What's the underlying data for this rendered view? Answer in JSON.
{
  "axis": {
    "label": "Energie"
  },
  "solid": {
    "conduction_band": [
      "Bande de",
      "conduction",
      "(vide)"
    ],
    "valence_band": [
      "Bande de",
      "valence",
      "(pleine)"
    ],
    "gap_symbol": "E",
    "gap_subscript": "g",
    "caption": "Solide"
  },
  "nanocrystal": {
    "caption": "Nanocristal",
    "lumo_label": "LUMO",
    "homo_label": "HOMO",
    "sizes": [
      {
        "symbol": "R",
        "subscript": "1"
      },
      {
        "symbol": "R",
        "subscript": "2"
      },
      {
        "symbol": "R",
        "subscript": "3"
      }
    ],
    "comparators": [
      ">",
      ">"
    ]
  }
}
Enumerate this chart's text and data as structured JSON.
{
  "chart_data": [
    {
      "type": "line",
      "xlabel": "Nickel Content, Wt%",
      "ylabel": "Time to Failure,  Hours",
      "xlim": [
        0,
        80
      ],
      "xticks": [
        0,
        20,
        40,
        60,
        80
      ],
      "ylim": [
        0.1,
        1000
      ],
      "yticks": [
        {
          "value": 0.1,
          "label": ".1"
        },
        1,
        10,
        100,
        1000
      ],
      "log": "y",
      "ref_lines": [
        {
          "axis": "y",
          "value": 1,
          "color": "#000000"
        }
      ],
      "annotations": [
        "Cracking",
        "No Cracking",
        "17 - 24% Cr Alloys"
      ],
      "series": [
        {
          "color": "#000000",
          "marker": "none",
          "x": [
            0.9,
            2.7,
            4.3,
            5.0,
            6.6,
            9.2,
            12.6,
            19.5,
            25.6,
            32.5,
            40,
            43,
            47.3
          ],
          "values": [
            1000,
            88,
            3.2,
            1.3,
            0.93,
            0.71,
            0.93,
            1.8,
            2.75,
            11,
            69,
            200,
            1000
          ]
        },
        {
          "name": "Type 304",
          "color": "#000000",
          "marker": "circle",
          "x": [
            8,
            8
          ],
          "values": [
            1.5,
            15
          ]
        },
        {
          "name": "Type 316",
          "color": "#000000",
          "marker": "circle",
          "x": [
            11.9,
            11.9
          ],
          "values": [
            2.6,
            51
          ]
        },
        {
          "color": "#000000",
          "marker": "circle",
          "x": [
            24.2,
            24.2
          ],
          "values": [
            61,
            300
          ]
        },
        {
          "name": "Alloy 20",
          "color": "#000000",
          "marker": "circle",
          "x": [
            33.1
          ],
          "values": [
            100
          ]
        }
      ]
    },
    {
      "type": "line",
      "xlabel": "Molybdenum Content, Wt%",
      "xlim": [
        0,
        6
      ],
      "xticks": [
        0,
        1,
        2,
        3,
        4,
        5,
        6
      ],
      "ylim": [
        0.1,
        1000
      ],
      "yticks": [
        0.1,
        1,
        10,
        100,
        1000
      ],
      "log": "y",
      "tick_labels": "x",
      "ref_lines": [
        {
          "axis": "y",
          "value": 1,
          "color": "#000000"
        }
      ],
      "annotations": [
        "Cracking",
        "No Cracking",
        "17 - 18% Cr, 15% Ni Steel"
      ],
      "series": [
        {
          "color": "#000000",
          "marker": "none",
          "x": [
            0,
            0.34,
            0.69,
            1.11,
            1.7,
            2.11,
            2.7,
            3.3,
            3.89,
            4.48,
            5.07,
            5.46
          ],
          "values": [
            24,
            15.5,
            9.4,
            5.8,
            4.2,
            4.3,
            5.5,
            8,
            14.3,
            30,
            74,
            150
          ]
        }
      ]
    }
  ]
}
***
## WHAT THE EXERCISE ASKS
Transcribe every entry word for word.

## EXPECTED OUTPUT
What's the underlying data for this rendered view? Answer in JSON.
{
  "axis": {
    "label": "Energie"
  },
  "solid": {
    "conduction_band": [
      "Bande de",
      "conduction",
      "(vide)"
    ],
    "valence_band": [
      "Bande de",
      "valence",
      "(pleine)"
    ],
    "gap_symbol": "E",
    "gap_subscript": "g",
    "caption": "Solide"
  },
  "nanocrystal": {
    "caption": "Nanocristal",
    "lumo_label": "LUMO",
    "homo_label": "HOMO",
    "sizes": [
      {
        "symbol": "R",
        "subscript": "1"
      },
      {
        "symbol": "R",
        "subscript": "2"
      },
      {
        "symbol": "R",
        "subscript": "3"
      }
    ],
    "comparators": [
      ">",
      ">"
    ]
  }
}
Enumerate this chart's text and data as structured JSON.
{
  "chart_data": [
    {
      "type": "line",
      "xlabel": "Nickel Content, Wt%",
      "ylabel": "Time to Failure,  Hours",
      "xlim": [
        0,
        80
      ],
      "xticks": [
        0,
        20,
        40,
        60,
        80
      ],
      "ylim": [
        0.1,
        1000
      ],
      "yticks": [
        {
          "value": 0.1,
          "label": ".1"
        },
        1,
        10,
        100,
        1000
      ],
      "log": "y",
      "ref_lines": [
        {
          "axis": "y",
          "value": 1,
          "color": "#000000"
        }
      ],
      "annotations": [
        "Cracking",
        "No Cracking",
        "17 - 24% Cr Alloys"
      ],
      "series": [
        {
          "color": "#000000",
          "marker": "none",
          "x": [
            0.9,
            2.7,
            4.3,
            5.0,
            6.6,
            9.2,
            12.6,
            19.5,
            25.6,
            32.5,
            40,
            43,
            47.3
          ],
          "values": [
            1000,
            88,
            3.2,
            1.3,
            0.93,
            0.71,
            0.93,
            1.8,
            2.75,
            11,
            69,
            200,
            1000
          ]
        },
        {
          "name": "Type 304",
          "color": "#000000",
          "marker": "circle",
          "x": [
            8,
            8
          ],
          "values": [
            1.5,
            15
          ]
        },
        {
          "name": "Type 316",
          "color": "#000000",
          "marker": "circle",
          "x": [
            11.9,
            11.9
          ],
          "values": [
            2.6,
            51
          ]
        },
        {
          "color": "#000000",
          "marker": "circle",
          "x": [
            24.2,
            24.2
          ],
          "values": [
            61,
            300
          ]
        },
        {
          "name": "Alloy 20",
          "color": "#000000",
          "marker": "circle",
          "x": [
            33.1
          ],
          "values": [
            100
          ]
        }
      ]
    },
    {
      "type": "line",
      "xlabel": "Molybdenum Content, Wt%",
      "xlim": [
        0,
        6
      ],
      "xticks": [
        0,
        1,
        2,
        3,
        4,
        5,
        6
      ],
      "ylim": [
        0.1,
        1000
      ],
      "yticks": [
        0.1,
        1,
        10,
        100,
        1000
      ],
      "log": "y",
      "tick_labels": "x",
      "ref_lines": [
        {
          "axis": "y",
          "value": 1,
          "color": "#000000"
        }
      ],
      "annotations": [
        "Cracking",
        "No Cracking",
        "17 - 18% Cr, 15% Ni Steel"
      ],
      "series": [
        {
          "color": "#000000",
          "marker": "none",
          "x": [
            0,
            0.34,
            0.69,
            1.11,
            1.7,
            2.11,
            2.7,
            3.3,
            3.89,
            4.48,
            5.07,
            5.46
          ],
          "values": [
            24,
            15.5,
            9.4,
            5.8,
            4.2,
            4.3,
            5.5,
            8,
            14.3,
            30,
            74,
            150
          ]
        }
      ]
    }
  ]
}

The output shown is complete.